> [Exercise materials]
++++++++

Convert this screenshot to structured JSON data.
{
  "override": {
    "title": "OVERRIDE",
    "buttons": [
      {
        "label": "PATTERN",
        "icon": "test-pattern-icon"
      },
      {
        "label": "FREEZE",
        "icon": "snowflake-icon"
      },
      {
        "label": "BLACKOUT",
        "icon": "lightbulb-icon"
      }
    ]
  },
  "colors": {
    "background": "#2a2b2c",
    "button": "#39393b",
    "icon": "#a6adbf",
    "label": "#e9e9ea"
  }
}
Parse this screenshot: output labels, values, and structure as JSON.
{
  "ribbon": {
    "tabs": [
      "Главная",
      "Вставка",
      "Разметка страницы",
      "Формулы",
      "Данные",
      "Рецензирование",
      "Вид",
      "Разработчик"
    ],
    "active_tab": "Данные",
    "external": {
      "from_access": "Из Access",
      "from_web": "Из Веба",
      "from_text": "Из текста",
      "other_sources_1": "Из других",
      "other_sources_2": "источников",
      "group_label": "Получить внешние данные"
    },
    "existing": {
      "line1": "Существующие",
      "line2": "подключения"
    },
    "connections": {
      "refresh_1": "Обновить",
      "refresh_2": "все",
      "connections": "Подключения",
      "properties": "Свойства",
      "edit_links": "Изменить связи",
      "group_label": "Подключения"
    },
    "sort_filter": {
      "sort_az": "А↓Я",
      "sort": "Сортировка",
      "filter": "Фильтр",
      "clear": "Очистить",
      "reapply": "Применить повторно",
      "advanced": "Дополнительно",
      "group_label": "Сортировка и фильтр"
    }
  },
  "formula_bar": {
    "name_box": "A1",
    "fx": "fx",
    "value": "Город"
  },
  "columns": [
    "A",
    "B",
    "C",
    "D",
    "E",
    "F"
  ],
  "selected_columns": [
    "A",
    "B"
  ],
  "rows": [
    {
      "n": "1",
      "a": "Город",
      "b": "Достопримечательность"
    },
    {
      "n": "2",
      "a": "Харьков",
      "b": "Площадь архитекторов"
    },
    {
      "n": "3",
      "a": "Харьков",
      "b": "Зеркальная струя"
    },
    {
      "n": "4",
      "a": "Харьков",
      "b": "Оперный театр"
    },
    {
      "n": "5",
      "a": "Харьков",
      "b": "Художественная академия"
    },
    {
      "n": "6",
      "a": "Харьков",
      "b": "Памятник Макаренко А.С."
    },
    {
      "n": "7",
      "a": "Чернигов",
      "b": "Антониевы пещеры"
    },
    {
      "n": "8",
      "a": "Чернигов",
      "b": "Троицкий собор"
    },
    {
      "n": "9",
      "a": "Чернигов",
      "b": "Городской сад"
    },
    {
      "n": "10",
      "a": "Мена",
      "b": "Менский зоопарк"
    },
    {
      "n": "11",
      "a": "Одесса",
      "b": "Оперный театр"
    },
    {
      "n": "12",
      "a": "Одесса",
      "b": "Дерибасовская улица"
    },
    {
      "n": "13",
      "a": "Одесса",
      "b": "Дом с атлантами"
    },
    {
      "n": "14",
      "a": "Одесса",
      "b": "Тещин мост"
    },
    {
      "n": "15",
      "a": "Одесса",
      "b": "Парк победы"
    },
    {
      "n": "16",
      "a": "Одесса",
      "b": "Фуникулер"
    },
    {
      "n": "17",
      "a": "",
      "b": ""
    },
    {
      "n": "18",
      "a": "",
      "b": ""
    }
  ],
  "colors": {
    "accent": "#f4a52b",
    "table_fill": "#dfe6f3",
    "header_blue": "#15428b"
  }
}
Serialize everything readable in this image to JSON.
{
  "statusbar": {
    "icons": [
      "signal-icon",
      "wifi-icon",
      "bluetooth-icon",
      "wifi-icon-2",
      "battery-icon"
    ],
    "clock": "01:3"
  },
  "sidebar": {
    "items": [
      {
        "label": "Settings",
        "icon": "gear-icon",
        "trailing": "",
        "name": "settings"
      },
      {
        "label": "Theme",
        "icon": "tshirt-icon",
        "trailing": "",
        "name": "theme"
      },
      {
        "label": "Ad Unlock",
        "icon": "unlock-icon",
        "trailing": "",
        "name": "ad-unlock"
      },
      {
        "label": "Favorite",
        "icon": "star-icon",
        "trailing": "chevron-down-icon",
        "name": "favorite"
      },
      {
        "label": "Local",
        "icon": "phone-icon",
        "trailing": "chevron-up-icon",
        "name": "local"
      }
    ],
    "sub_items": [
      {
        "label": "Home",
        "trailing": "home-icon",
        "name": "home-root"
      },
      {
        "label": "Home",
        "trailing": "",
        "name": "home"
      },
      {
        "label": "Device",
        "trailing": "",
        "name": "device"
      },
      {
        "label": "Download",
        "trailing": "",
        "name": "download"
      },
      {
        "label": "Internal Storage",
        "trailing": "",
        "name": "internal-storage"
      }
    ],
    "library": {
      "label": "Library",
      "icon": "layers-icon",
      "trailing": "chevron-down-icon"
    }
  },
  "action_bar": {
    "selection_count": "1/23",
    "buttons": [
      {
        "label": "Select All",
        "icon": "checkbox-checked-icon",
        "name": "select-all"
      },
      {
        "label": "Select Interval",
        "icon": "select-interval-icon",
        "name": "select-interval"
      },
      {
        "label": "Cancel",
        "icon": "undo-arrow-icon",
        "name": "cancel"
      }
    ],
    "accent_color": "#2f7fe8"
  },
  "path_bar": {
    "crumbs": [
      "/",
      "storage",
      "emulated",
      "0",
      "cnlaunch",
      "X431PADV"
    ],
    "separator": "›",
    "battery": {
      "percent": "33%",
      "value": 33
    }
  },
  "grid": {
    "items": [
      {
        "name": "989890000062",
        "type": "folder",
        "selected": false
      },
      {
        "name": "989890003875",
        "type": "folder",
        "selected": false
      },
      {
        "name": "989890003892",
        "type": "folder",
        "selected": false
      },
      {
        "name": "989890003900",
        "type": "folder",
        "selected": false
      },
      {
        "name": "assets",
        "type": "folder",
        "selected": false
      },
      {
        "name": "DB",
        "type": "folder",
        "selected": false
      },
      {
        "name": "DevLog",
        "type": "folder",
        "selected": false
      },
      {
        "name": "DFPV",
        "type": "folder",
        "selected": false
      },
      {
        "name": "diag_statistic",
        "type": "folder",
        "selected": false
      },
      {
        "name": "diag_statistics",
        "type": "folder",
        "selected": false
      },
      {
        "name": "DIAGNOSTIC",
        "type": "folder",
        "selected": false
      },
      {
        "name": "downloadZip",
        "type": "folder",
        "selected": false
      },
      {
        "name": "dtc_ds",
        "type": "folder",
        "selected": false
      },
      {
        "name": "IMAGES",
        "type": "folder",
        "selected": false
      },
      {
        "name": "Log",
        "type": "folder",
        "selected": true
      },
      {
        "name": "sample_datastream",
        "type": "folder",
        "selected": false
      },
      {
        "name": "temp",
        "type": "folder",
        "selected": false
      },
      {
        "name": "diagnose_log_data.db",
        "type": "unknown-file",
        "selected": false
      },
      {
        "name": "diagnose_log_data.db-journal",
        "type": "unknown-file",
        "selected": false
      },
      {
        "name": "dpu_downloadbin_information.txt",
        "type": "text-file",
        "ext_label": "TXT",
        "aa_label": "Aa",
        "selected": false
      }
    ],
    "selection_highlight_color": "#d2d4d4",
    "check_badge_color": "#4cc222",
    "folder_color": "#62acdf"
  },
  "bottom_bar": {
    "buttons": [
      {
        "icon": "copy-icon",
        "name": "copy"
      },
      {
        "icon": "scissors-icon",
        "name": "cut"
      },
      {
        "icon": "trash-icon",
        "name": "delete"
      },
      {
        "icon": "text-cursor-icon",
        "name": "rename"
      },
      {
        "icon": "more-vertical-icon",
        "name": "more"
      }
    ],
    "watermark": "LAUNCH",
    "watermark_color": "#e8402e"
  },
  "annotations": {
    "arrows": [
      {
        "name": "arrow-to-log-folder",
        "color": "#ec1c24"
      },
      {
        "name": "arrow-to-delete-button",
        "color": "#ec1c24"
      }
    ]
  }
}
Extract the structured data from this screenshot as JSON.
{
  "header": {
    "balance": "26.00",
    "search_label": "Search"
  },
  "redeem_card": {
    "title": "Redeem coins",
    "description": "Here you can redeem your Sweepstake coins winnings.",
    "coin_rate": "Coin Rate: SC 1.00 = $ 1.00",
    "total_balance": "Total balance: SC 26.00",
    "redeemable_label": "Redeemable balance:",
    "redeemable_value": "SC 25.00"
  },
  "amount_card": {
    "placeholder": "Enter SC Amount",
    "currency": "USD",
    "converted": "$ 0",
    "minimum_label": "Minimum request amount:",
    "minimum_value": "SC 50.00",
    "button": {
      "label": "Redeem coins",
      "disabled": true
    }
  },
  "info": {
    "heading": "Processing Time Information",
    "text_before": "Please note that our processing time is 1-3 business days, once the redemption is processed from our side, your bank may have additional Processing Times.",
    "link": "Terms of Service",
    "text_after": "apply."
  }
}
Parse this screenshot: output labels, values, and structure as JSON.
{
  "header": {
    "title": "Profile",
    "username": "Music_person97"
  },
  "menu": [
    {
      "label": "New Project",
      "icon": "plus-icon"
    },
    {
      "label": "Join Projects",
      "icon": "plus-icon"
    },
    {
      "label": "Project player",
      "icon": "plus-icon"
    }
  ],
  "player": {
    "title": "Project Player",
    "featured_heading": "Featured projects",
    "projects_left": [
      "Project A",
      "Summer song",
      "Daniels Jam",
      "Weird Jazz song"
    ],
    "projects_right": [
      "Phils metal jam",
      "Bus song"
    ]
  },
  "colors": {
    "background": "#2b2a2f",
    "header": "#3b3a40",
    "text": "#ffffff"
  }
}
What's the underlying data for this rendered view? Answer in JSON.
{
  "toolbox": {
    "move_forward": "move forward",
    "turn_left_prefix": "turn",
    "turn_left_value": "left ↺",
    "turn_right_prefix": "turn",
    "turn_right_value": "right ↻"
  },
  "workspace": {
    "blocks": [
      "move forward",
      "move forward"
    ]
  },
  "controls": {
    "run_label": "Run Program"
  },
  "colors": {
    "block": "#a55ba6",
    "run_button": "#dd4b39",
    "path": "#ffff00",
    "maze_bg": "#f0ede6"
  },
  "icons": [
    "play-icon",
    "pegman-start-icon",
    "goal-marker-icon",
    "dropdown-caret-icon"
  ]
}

++++++++

> [Aim] Scan the material line by line and report each one that contains "screenshot".

> [Answer to the exercise]
Convert this screenshot to structured JSON data.
Parse this screenshot: output labels, values, and structure as JSON.
Extract the structured data from this screenshot as JSON.
Parse this screenshot: output labels, values, and structure as JSON.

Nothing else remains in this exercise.